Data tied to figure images
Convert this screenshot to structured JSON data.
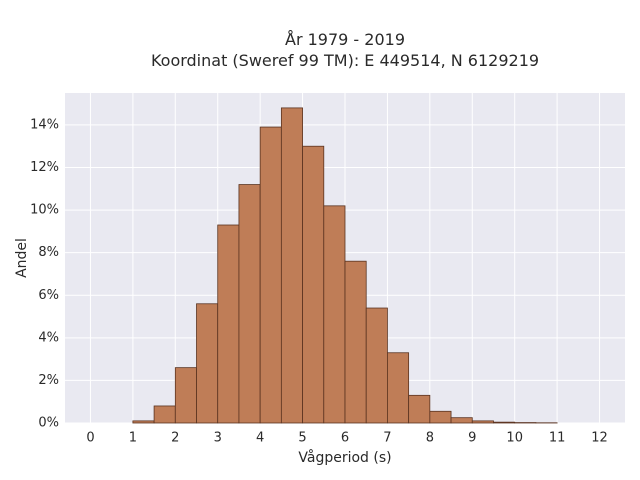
{
  "chart_data": {
    "type": "bar",
    "title_line1": "År 1979 - 2019",
    "title_line2": "Koordinat (Sweref 99 TM): E 449514, N 6129219",
    "xlabel": "Vågperiod (s)",
    "ylabel": "Andel",
    "xlim": [
      -0.6,
      12.6
    ],
    "ylim": [
      0,
      15.5
    ],
    "x_ticks": [
      0,
      1,
      2,
      3,
      4,
      5,
      6,
      7,
      8,
      9,
      10,
      11,
      12
    ],
    "y_ticks": [
      0,
      2,
      4,
      6,
      8,
      10,
      12,
      14
    ],
    "y_tick_labels": [
      "0%",
      "2%",
      "4%",
      "6%",
      "8%",
      "10%",
      "12%",
      "14%"
    ],
    "bin_width": 0.5,
    "bins": [
      {
        "start": 1.0,
        "value": 0.1
      },
      {
        "start": 1.5,
        "value": 0.8
      },
      {
        "start": 2.0,
        "value": 2.6
      },
      {
        "start": 2.5,
        "value": 5.6
      },
      {
        "start": 3.0,
        "value": 9.3
      },
      {
        "start": 3.5,
        "value": 11.2
      },
      {
        "start": 4.0,
        "value": 13.9
      },
      {
        "start": 4.5,
        "value": 14.8
      },
      {
        "start": 5.0,
        "value": 13.0
      },
      {
        "start": 5.5,
        "value": 10.2
      },
      {
        "start": 6.0,
        "value": 7.6
      },
      {
        "start": 6.5,
        "value": 5.4
      },
      {
        "start": 7.0,
        "value": 3.3
      },
      {
        "start": 7.5,
        "value": 1.3
      },
      {
        "start": 8.0,
        "value": 0.55
      },
      {
        "start": 8.5,
        "value": 0.25
      },
      {
        "start": 9.0,
        "value": 0.1
      },
      {
        "start": 9.5,
        "value": 0.04
      },
      {
        "start": 10.0,
        "value": 0.02
      },
      {
        "start": 10.5,
        "value": 0.01
      }
    ],
    "grid": true,
    "colors": {
      "bar_fill": "#bf7d57",
      "bar_stroke": "#5a3320",
      "plot_background": "#e9e9f1",
      "grid": "#ffffff"
    }
  }
}
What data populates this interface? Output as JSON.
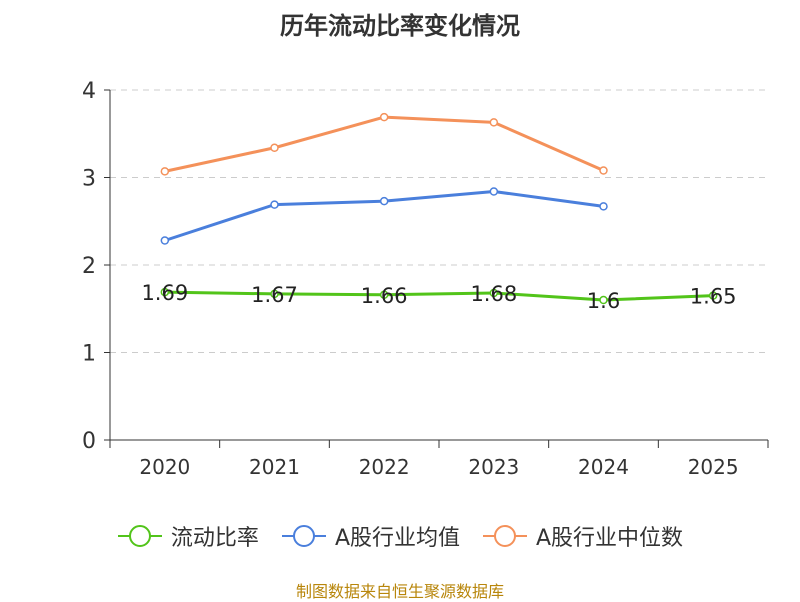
{
  "chart_data": {
    "type": "line",
    "title": "历年流动比率变化情况",
    "categories": [
      "2020",
      "2021",
      "2022",
      "2023",
      "2024",
      "2025"
    ],
    "ylim": [
      0,
      4
    ],
    "yticks": [
      "0",
      "1",
      "2",
      "3",
      "4"
    ],
    "grid": true,
    "legend_position": "bottom",
    "series": [
      {
        "name": "流动比率",
        "color": "#52c41a",
        "values": [
          1.69,
          1.67,
          1.66,
          1.68,
          1.6,
          1.65
        ],
        "labels": [
          "1.69",
          "1.67",
          "1.66",
          "1.68",
          "1.6",
          "1.65"
        ],
        "show_labels": true
      },
      {
        "name": "A股行业均值",
        "color": "#4a7fdc",
        "values": [
          2.28,
          2.69,
          2.73,
          2.84,
          2.67,
          null
        ],
        "show_labels": false
      },
      {
        "name": "A股行业中位数",
        "color": "#f4915a",
        "values": [
          3.07,
          3.34,
          3.69,
          3.63,
          3.08,
          null
        ],
        "show_labels": false
      }
    ],
    "source": "制图数据来自恒生聚源数据库"
  }
}
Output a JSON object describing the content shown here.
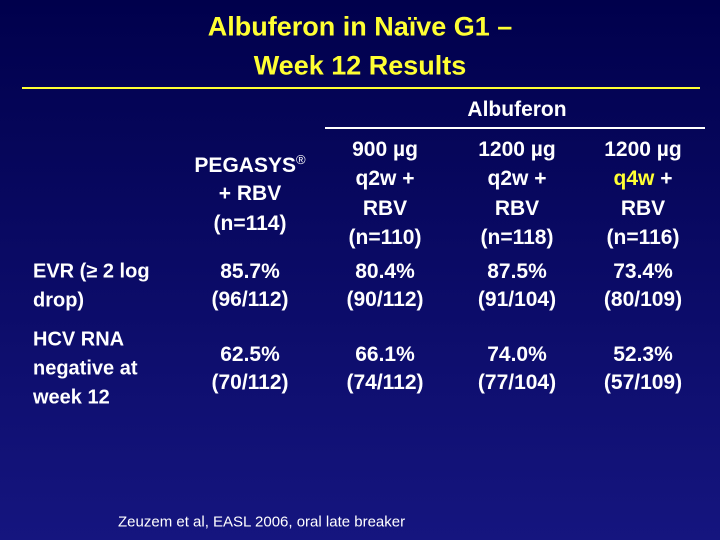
{
  "header": {
    "title_lines": [
      "Albuferon in Naïve G1 –",
      "Week 12 Results"
    ]
  },
  "table": {
    "group_header": "Albuferon",
    "columns": [
      {
        "lines": [
          [
            "PEGASYS",
            "®"
          ],
          [
            "+ RBV"
          ],
          [
            "(n=114)"
          ]
        ]
      },
      {
        "lines": [
          [
            "900 µg"
          ],
          [
            "q2w +"
          ],
          [
            "RBV"
          ],
          [
            "(n=110)"
          ]
        ]
      },
      {
        "lines": [
          [
            "1200 µg"
          ],
          [
            "q2w +"
          ],
          [
            "RBV"
          ],
          [
            "(n=118)"
          ]
        ]
      },
      {
        "lines": [
          [
            "1200 µg"
          ],
          [
            "q4w",
            " +"
          ],
          [
            "RBV"
          ],
          [
            "(n=116)"
          ]
        ]
      }
    ],
    "rows": [
      {
        "label": [
          "EVR (≥ 2 log",
          "drop)"
        ],
        "cells": [
          [
            "85.7%",
            "(96/112)"
          ],
          [
            "80.4%",
            "(90/112)"
          ],
          [
            "87.5%",
            "(91/104)"
          ],
          [
            "73.4%",
            "(80/109)"
          ]
        ]
      },
      {
        "label": [
          "HCV RNA",
          "negative at",
          "week 12"
        ],
        "cells": [
          [
            "62.5%",
            "(70/112)"
          ],
          [
            "66.1%",
            "(74/112)"
          ],
          [
            "74.0%",
            "(77/104)"
          ],
          [
            "52.3%",
            "(57/109)"
          ]
        ]
      }
    ]
  },
  "footnote": "Zeuzem et al, EASL 2006, oral late breaker"
}
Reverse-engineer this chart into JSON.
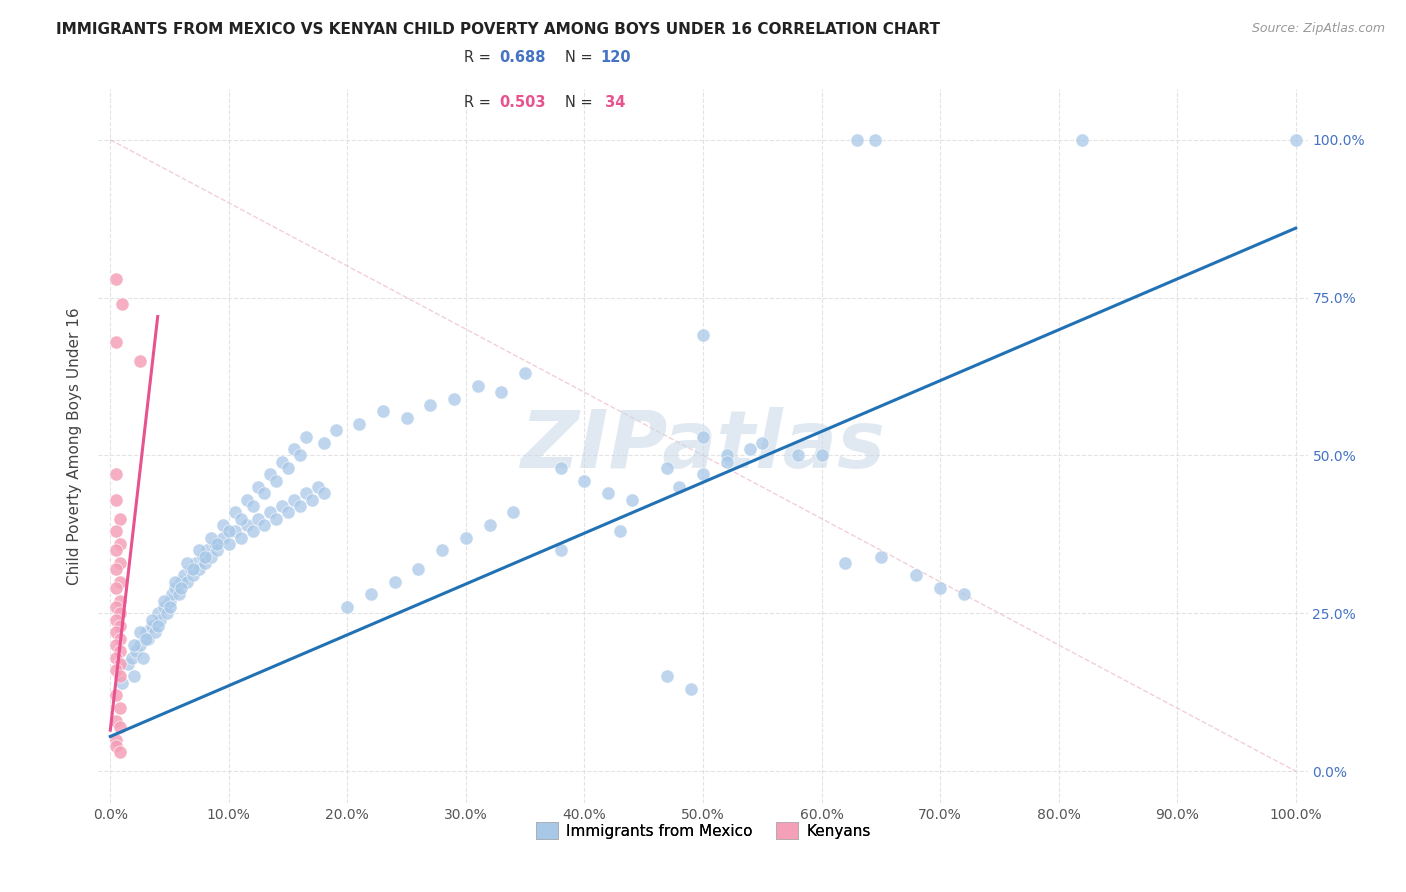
{
  "title": "IMMIGRANTS FROM MEXICO VS KENYAN CHILD POVERTY AMONG BOYS UNDER 16 CORRELATION CHART",
  "source": "Source: ZipAtlas.com",
  "ylabel": "Child Poverty Among Boys Under 16",
  "legend_blue_R": "0.688",
  "legend_blue_N": "120",
  "legend_pink_R": "0.503",
  "legend_pink_N": "34",
  "legend_label_blue": "Immigrants from Mexico",
  "legend_label_pink": "Kenyans",
  "watermark": "ZIPatlas",
  "blue_color": "#a8c8e8",
  "pink_color": "#f4a0b8",
  "blue_line_color": "#2171b5",
  "pink_line_color": "#e8538f",
  "diag_color": "#e0b0c0",
  "background_color": "#ffffff",
  "grid_color": "#e0e0e0",
  "blue_scatter": [
    [
      0.01,
      0.14
    ],
    [
      0.015,
      0.17
    ],
    [
      0.018,
      0.18
    ],
    [
      0.02,
      0.15
    ],
    [
      0.022,
      0.19
    ],
    [
      0.025,
      0.2
    ],
    [
      0.028,
      0.18
    ],
    [
      0.03,
      0.22
    ],
    [
      0.032,
      0.21
    ],
    [
      0.035,
      0.23
    ],
    [
      0.038,
      0.22
    ],
    [
      0.04,
      0.25
    ],
    [
      0.042,
      0.24
    ],
    [
      0.045,
      0.26
    ],
    [
      0.048,
      0.25
    ],
    [
      0.05,
      0.27
    ],
    [
      0.052,
      0.28
    ],
    [
      0.055,
      0.29
    ],
    [
      0.058,
      0.28
    ],
    [
      0.06,
      0.3
    ],
    [
      0.062,
      0.31
    ],
    [
      0.065,
      0.3
    ],
    [
      0.068,
      0.32
    ],
    [
      0.07,
      0.31
    ],
    [
      0.072,
      0.33
    ],
    [
      0.075,
      0.32
    ],
    [
      0.078,
      0.34
    ],
    [
      0.08,
      0.33
    ],
    [
      0.082,
      0.35
    ],
    [
      0.085,
      0.34
    ],
    [
      0.088,
      0.36
    ],
    [
      0.09,
      0.35
    ],
    [
      0.095,
      0.37
    ],
    [
      0.1,
      0.36
    ],
    [
      0.105,
      0.38
    ],
    [
      0.11,
      0.37
    ],
    [
      0.115,
      0.39
    ],
    [
      0.12,
      0.38
    ],
    [
      0.125,
      0.4
    ],
    [
      0.13,
      0.39
    ],
    [
      0.135,
      0.41
    ],
    [
      0.14,
      0.4
    ],
    [
      0.145,
      0.42
    ],
    [
      0.15,
      0.41
    ],
    [
      0.155,
      0.43
    ],
    [
      0.16,
      0.42
    ],
    [
      0.165,
      0.44
    ],
    [
      0.17,
      0.43
    ],
    [
      0.175,
      0.45
    ],
    [
      0.18,
      0.44
    ],
    [
      0.02,
      0.2
    ],
    [
      0.025,
      0.22
    ],
    [
      0.03,
      0.21
    ],
    [
      0.035,
      0.24
    ],
    [
      0.04,
      0.23
    ],
    [
      0.045,
      0.27
    ],
    [
      0.05,
      0.26
    ],
    [
      0.055,
      0.3
    ],
    [
      0.06,
      0.29
    ],
    [
      0.065,
      0.33
    ],
    [
      0.07,
      0.32
    ],
    [
      0.075,
      0.35
    ],
    [
      0.08,
      0.34
    ],
    [
      0.085,
      0.37
    ],
    [
      0.09,
      0.36
    ],
    [
      0.095,
      0.39
    ],
    [
      0.1,
      0.38
    ],
    [
      0.105,
      0.41
    ],
    [
      0.11,
      0.4
    ],
    [
      0.115,
      0.43
    ],
    [
      0.12,
      0.42
    ],
    [
      0.125,
      0.45
    ],
    [
      0.13,
      0.44
    ],
    [
      0.135,
      0.47
    ],
    [
      0.14,
      0.46
    ],
    [
      0.145,
      0.49
    ],
    [
      0.15,
      0.48
    ],
    [
      0.155,
      0.51
    ],
    [
      0.16,
      0.5
    ],
    [
      0.165,
      0.53
    ],
    [
      0.18,
      0.52
    ],
    [
      0.19,
      0.54
    ],
    [
      0.21,
      0.55
    ],
    [
      0.23,
      0.57
    ],
    [
      0.25,
      0.56
    ],
    [
      0.27,
      0.58
    ],
    [
      0.29,
      0.59
    ],
    [
      0.31,
      0.61
    ],
    [
      0.33,
      0.6
    ],
    [
      0.35,
      0.63
    ],
    [
      0.38,
      0.48
    ],
    [
      0.4,
      0.46
    ],
    [
      0.42,
      0.44
    ],
    [
      0.44,
      0.43
    ],
    [
      0.47,
      0.15
    ],
    [
      0.49,
      0.13
    ],
    [
      0.5,
      0.69
    ],
    [
      0.52,
      0.5
    ],
    [
      0.55,
      0.52
    ],
    [
      0.58,
      0.5
    ],
    [
      0.6,
      0.5
    ],
    [
      0.62,
      0.33
    ],
    [
      0.65,
      0.34
    ],
    [
      0.68,
      0.31
    ],
    [
      0.7,
      0.29
    ],
    [
      0.72,
      0.28
    ],
    [
      0.48,
      0.45
    ],
    [
      0.5,
      0.47
    ],
    [
      0.52,
      0.49
    ],
    [
      0.54,
      0.51
    ],
    [
      0.5,
      0.53
    ],
    [
      0.47,
      0.48
    ],
    [
      0.43,
      0.38
    ],
    [
      0.38,
      0.35
    ],
    [
      0.2,
      0.26
    ],
    [
      0.22,
      0.28
    ],
    [
      0.24,
      0.3
    ],
    [
      0.26,
      0.32
    ],
    [
      0.28,
      0.35
    ],
    [
      0.3,
      0.37
    ],
    [
      0.32,
      0.39
    ],
    [
      0.34,
      0.41
    ]
  ],
  "pink_scatter": [
    [
      0.005,
      0.78
    ],
    [
      0.01,
      0.74
    ],
    [
      0.005,
      0.68
    ],
    [
      0.025,
      0.65
    ],
    [
      0.005,
      0.47
    ],
    [
      0.005,
      0.43
    ],
    [
      0.008,
      0.4
    ],
    [
      0.005,
      0.38
    ],
    [
      0.008,
      0.36
    ],
    [
      0.005,
      0.35
    ],
    [
      0.008,
      0.33
    ],
    [
      0.005,
      0.32
    ],
    [
      0.008,
      0.3
    ],
    [
      0.005,
      0.29
    ],
    [
      0.008,
      0.27
    ],
    [
      0.005,
      0.26
    ],
    [
      0.008,
      0.25
    ],
    [
      0.005,
      0.24
    ],
    [
      0.008,
      0.23
    ],
    [
      0.005,
      0.22
    ],
    [
      0.008,
      0.21
    ],
    [
      0.005,
      0.2
    ],
    [
      0.008,
      0.19
    ],
    [
      0.005,
      0.18
    ],
    [
      0.008,
      0.17
    ],
    [
      0.005,
      0.16
    ],
    [
      0.008,
      0.15
    ],
    [
      0.005,
      0.12
    ],
    [
      0.008,
      0.1
    ],
    [
      0.005,
      0.08
    ],
    [
      0.008,
      0.07
    ],
    [
      0.005,
      0.05
    ],
    [
      0.005,
      0.04
    ],
    [
      0.008,
      0.03
    ]
  ],
  "blue_line_x": [
    0.0,
    1.0
  ],
  "blue_line_y": [
    0.055,
    0.86
  ],
  "pink_line_x": [
    0.0,
    0.04
  ],
  "pink_line_y": [
    0.065,
    0.72
  ],
  "diag_line": [
    [
      0.0,
      1.0
    ],
    [
      1.0,
      0.0
    ]
  ],
  "blue_top_dots": [
    [
      0.63,
      1.0
    ],
    [
      0.645,
      1.0
    ],
    [
      0.82,
      1.0
    ],
    [
      1.0,
      1.0
    ]
  ],
  "xlim": [
    -0.01,
    1.01
  ],
  "ylim": [
    -0.05,
    1.08
  ],
  "xticks": [
    0.0,
    0.1,
    0.2,
    0.3,
    0.4,
    0.5,
    0.6,
    0.7,
    0.8,
    0.9,
    1.0
  ],
  "yticks": [
    0.0,
    0.25,
    0.5,
    0.75,
    1.0
  ],
  "title_fontsize": 11,
  "source_fontsize": 9,
  "tick_fontsize": 10,
  "ylabel_fontsize": 11
}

Set task: Return all lines with the word "Output" in them.

Expected answer:
What data populates this interface? Output as JSON.
Output a JSON object describing the content shown here.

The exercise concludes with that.